#### Exercise prompt:
Copy out each line in the material below that has the word "Sign".

>> begin Data section

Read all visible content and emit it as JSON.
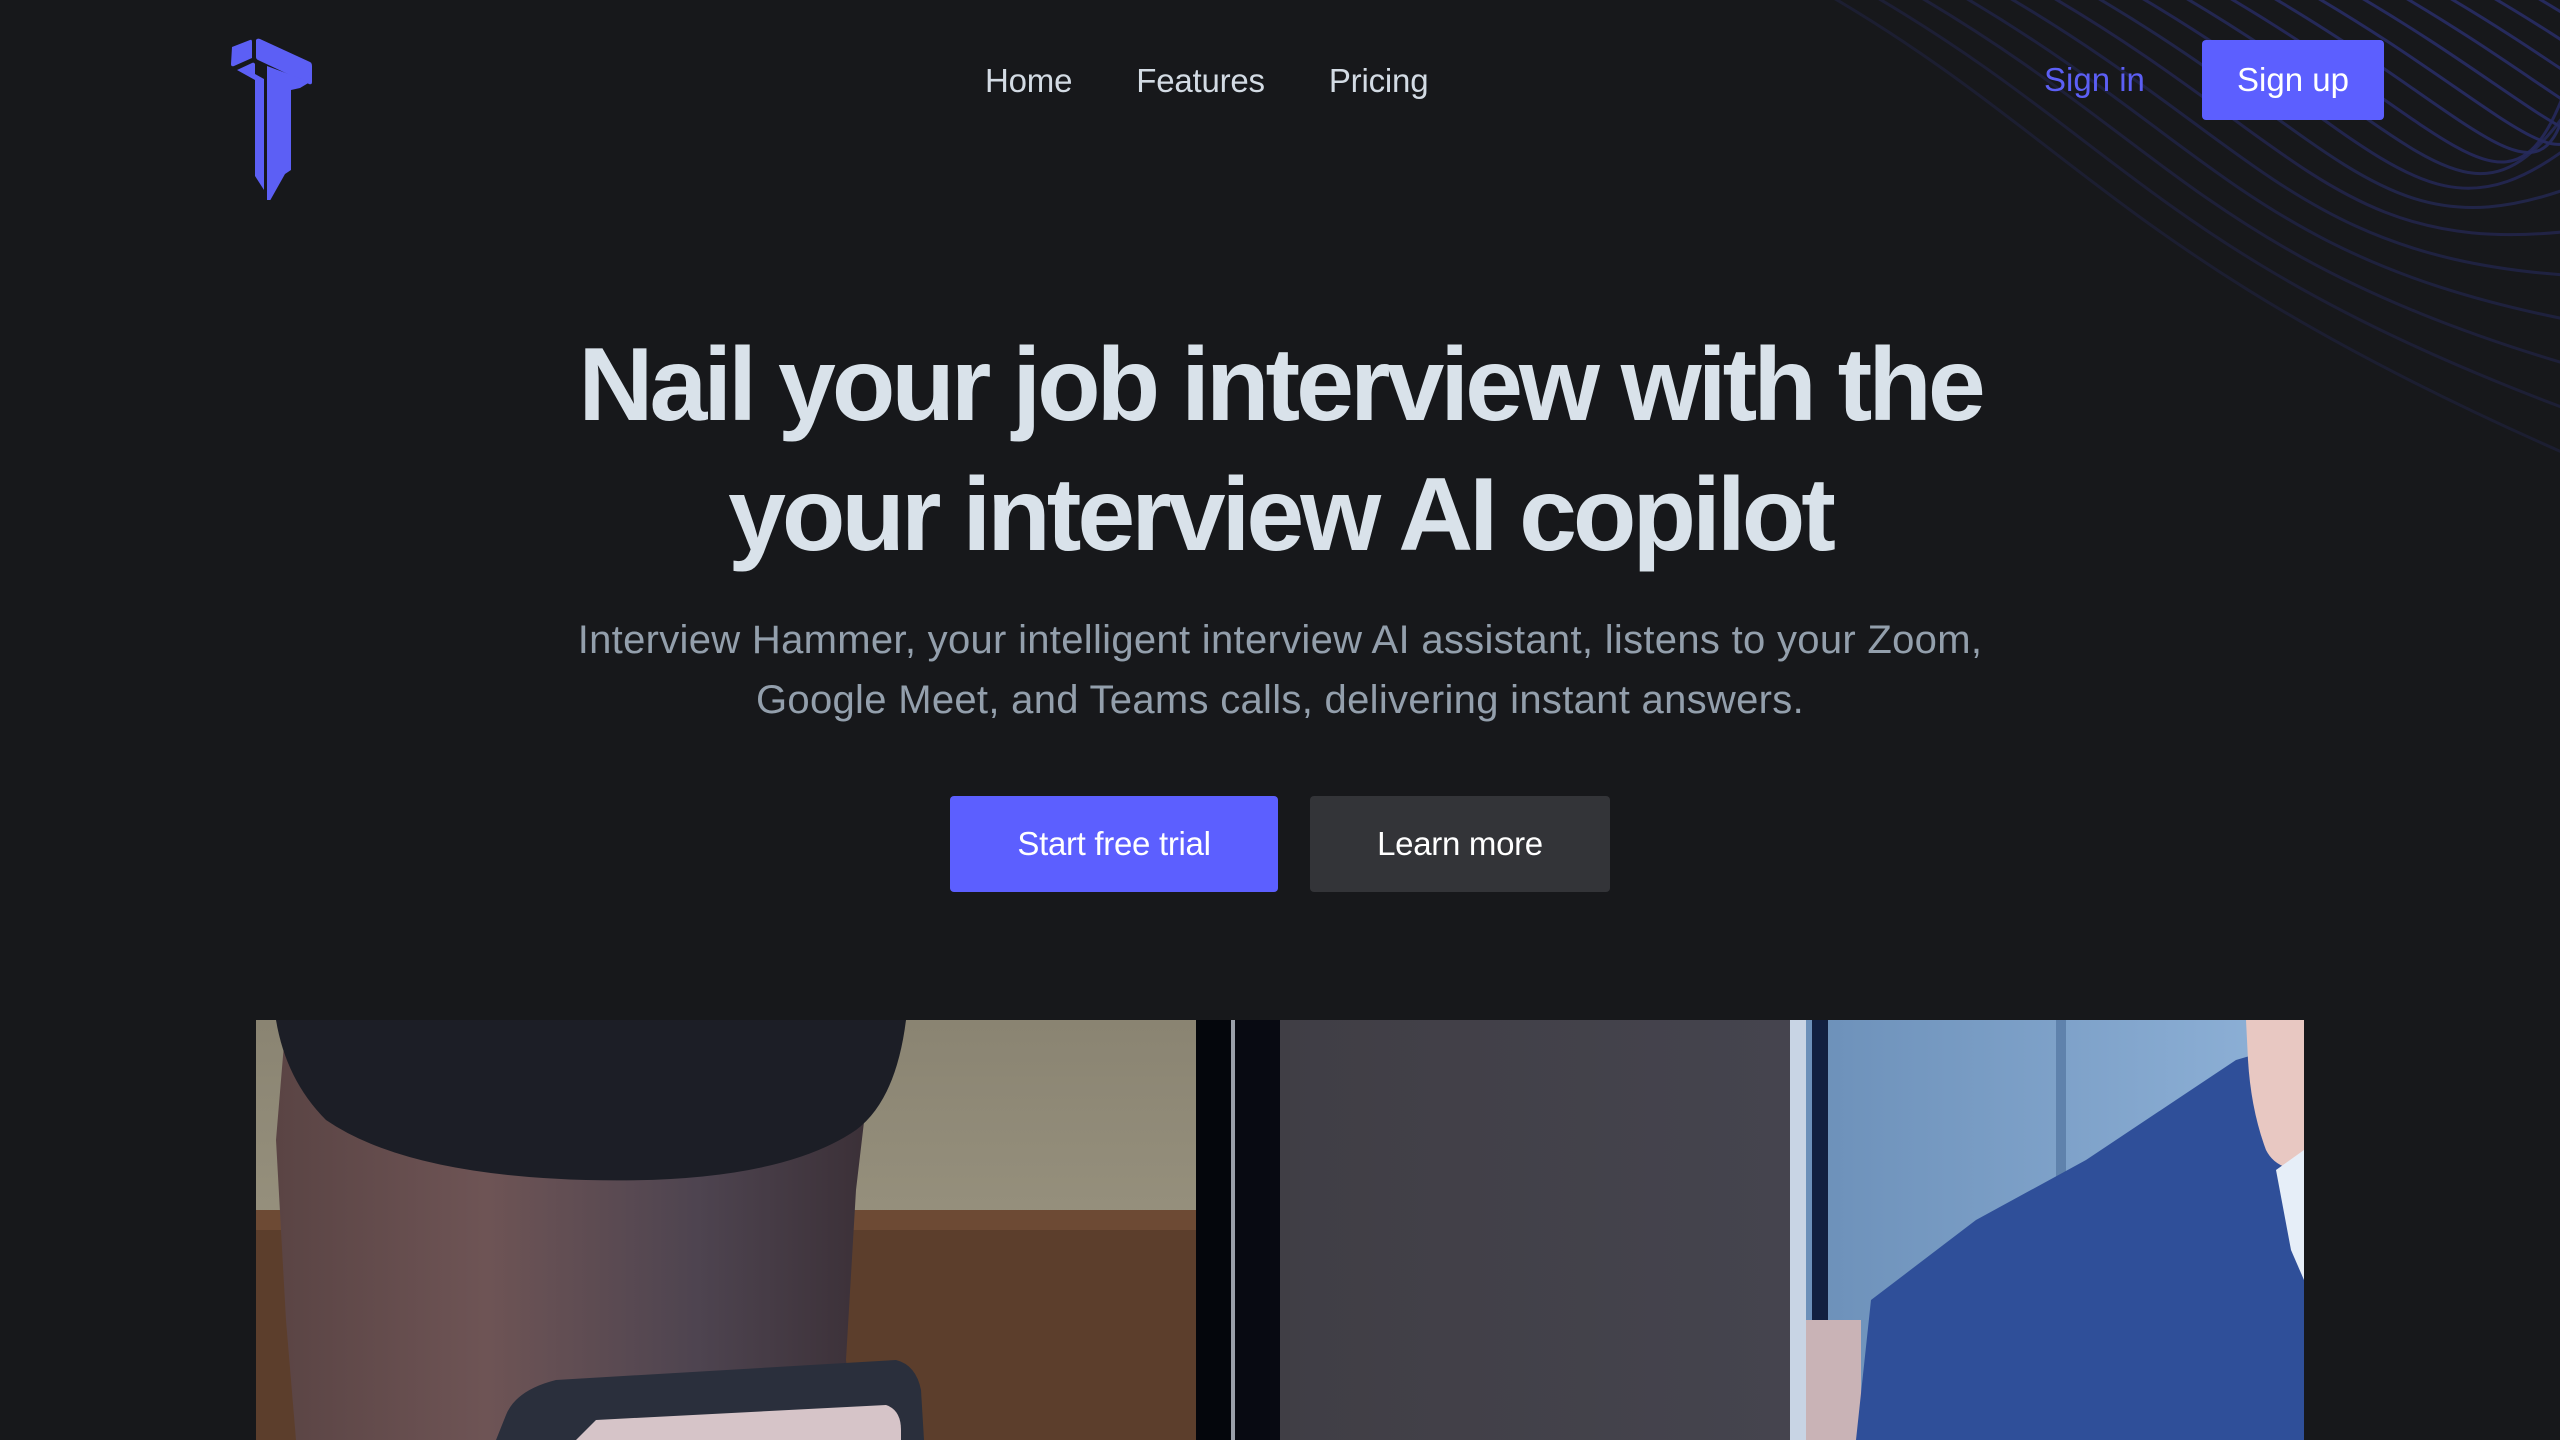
{
  "brand": {
    "logo_icon": "hammer-t-logo-icon",
    "accent_color": "#5c5fff"
  },
  "nav": {
    "links": [
      {
        "label": "Home"
      },
      {
        "label": "Features"
      },
      {
        "label": "Pricing"
      }
    ],
    "sign_in_label": "Sign in",
    "sign_up_label": "Sign up"
  },
  "hero": {
    "title_line1": "Nail your job interview with the",
    "title_line2": "your interview AI copilot",
    "subtitle_line1": "Interview Hammer, your intelligent interview AI assistant, listens to your Zoom,",
    "subtitle_line2": "Google Meet, and Teams calls, delivering instant answers.",
    "primary_cta_label": "Start free trial",
    "secondary_cta_label": "Learn more"
  },
  "media": {
    "description": "Demo video of a video-call interview"
  },
  "colors": {
    "background": "#17181b",
    "heading": "#d9e2ea",
    "subtitle": "#939fac",
    "nav_text": "#d3dbe4",
    "secondary_button": "#333438",
    "wave_lines": "#262a5c"
  }
}
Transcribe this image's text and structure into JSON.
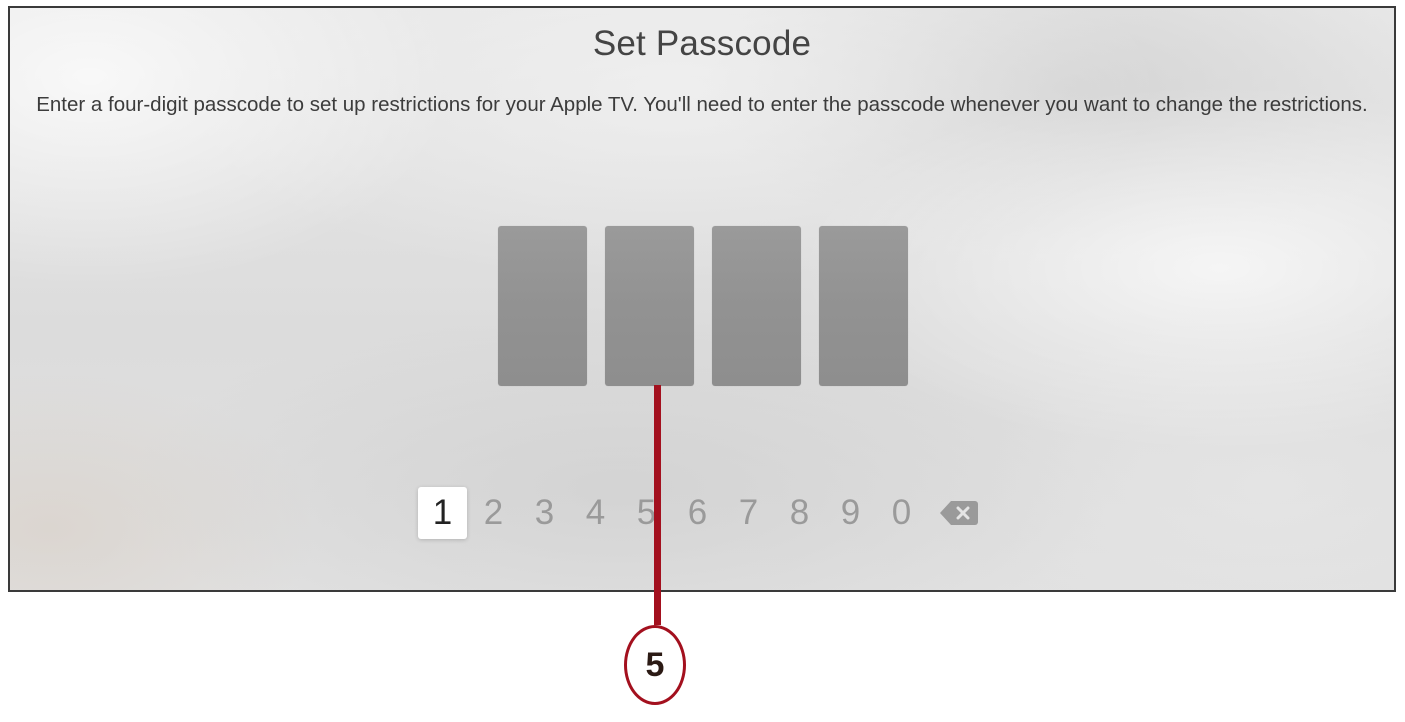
{
  "screen": {
    "title": "Set Passcode",
    "subtitle": "Enter a four-digit passcode to set up restrictions for your Apple TV. You'll need to enter the passcode whenever you want to change the restrictions."
  },
  "passcode": {
    "slot_count": 4,
    "filled_count": 0
  },
  "keypad": {
    "keys": [
      "1",
      "2",
      "3",
      "4",
      "5",
      "6",
      "7",
      "8",
      "9",
      "0"
    ],
    "focused_key": "1",
    "delete_icon": "delete-backspace-icon"
  },
  "callout": {
    "number": "5",
    "color": "#a3101e"
  },
  "colors": {
    "slot": "#959595",
    "key_inactive": "#9a9a9a",
    "key_focused_bg": "#ffffff",
    "text": "#444444"
  }
}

>> end Data section

#### Task result:
    "sign_in_label": "Sign in",
    "sign_up_label": "Sign up"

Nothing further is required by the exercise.